*** RECORD EXCERPTS

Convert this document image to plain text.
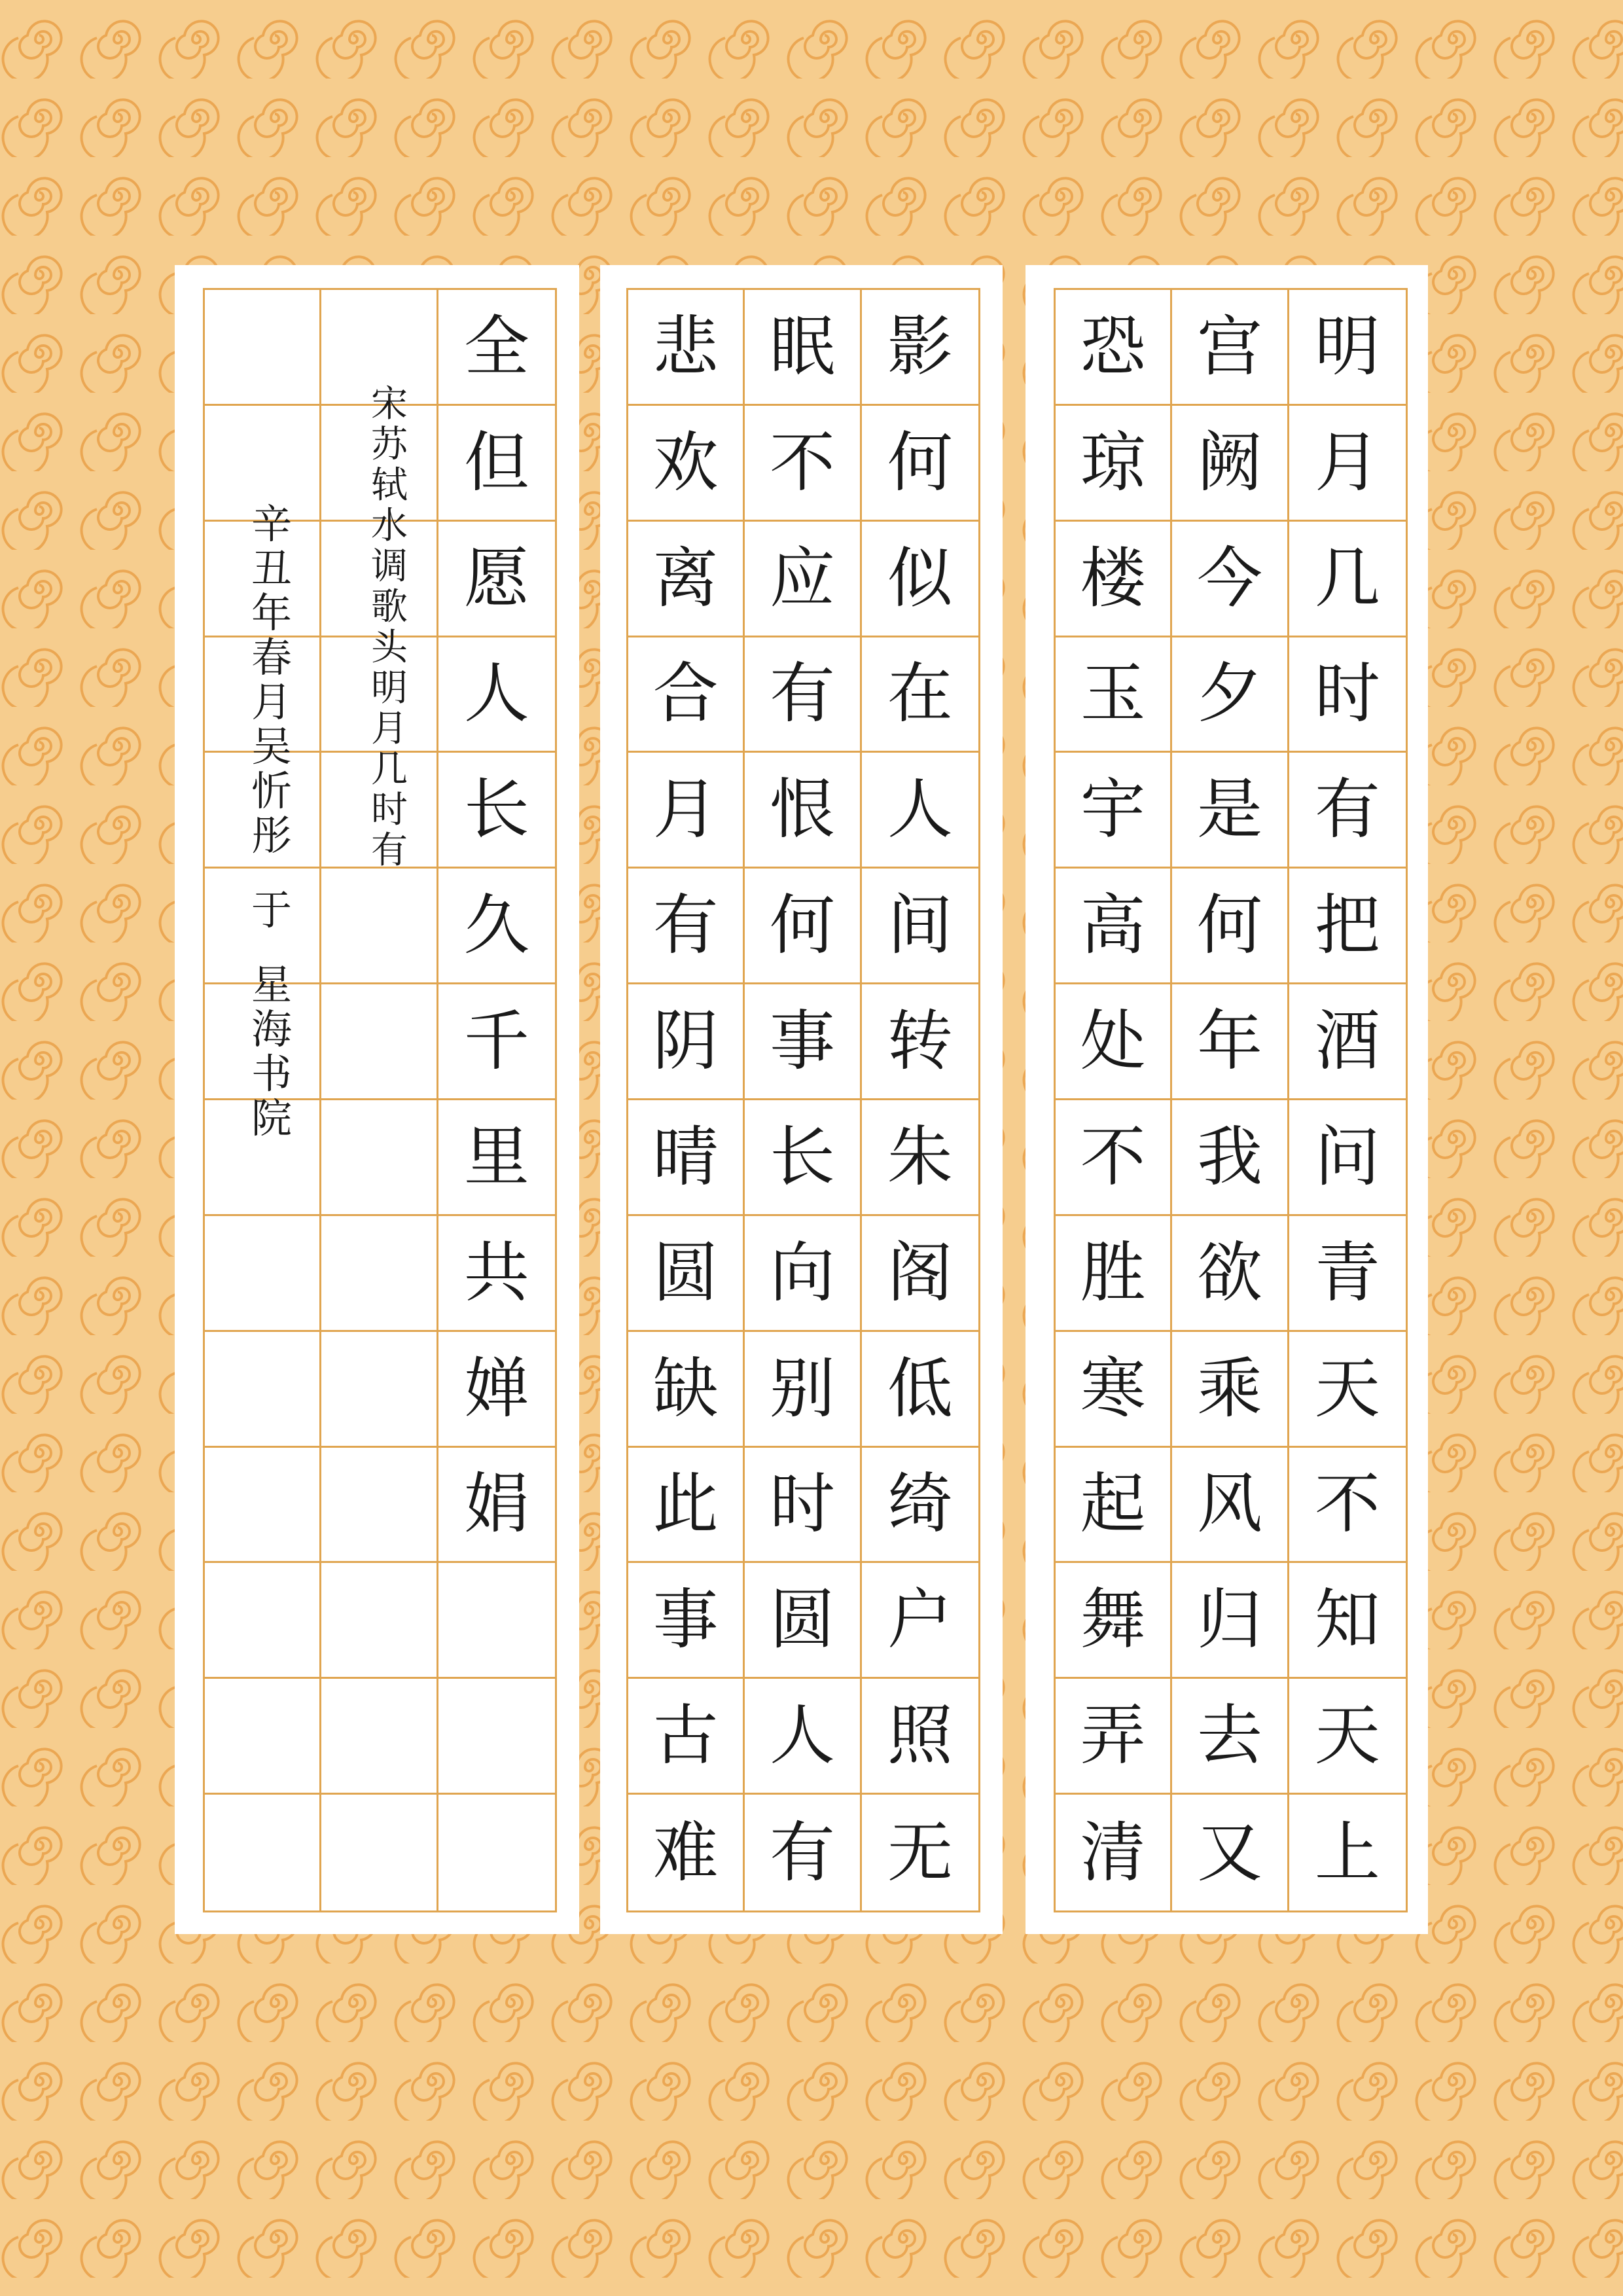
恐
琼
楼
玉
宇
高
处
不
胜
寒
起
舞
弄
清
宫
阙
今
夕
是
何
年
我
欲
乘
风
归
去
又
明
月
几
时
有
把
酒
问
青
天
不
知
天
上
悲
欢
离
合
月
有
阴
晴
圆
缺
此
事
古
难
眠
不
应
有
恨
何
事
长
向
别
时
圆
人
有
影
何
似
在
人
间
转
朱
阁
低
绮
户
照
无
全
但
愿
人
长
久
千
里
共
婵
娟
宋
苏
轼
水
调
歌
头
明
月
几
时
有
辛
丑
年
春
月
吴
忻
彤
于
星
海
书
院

******

Give all the lines above again, character for character, without pictures.

Convert this document image to plain text.
恐
琼
楼
玉
宇
高
处
不
胜
寒
起
舞
弄
清
宫
阙
今
夕
是
何
年
我
欲
乘
风
归
去
又
明
月
几
时
有
把
酒
问
青
天
不
知
天
上
悲
欢
离
合
月
有
阴
晴
圆
缺
此
事
古
难
眠
不
应
有
恨
何
事
长
向
别
时
圆
人
有
影
何
似
在
人
间
转
朱
阁
低
绮
户
照
无
全
但
愿
人
长
久
千
里
共
婵
娟
宋
苏
轼
水
调
歌
头
明
月
几
时
有
辛
丑
年
春
月
吴
忻
彤
于
星
海
书
院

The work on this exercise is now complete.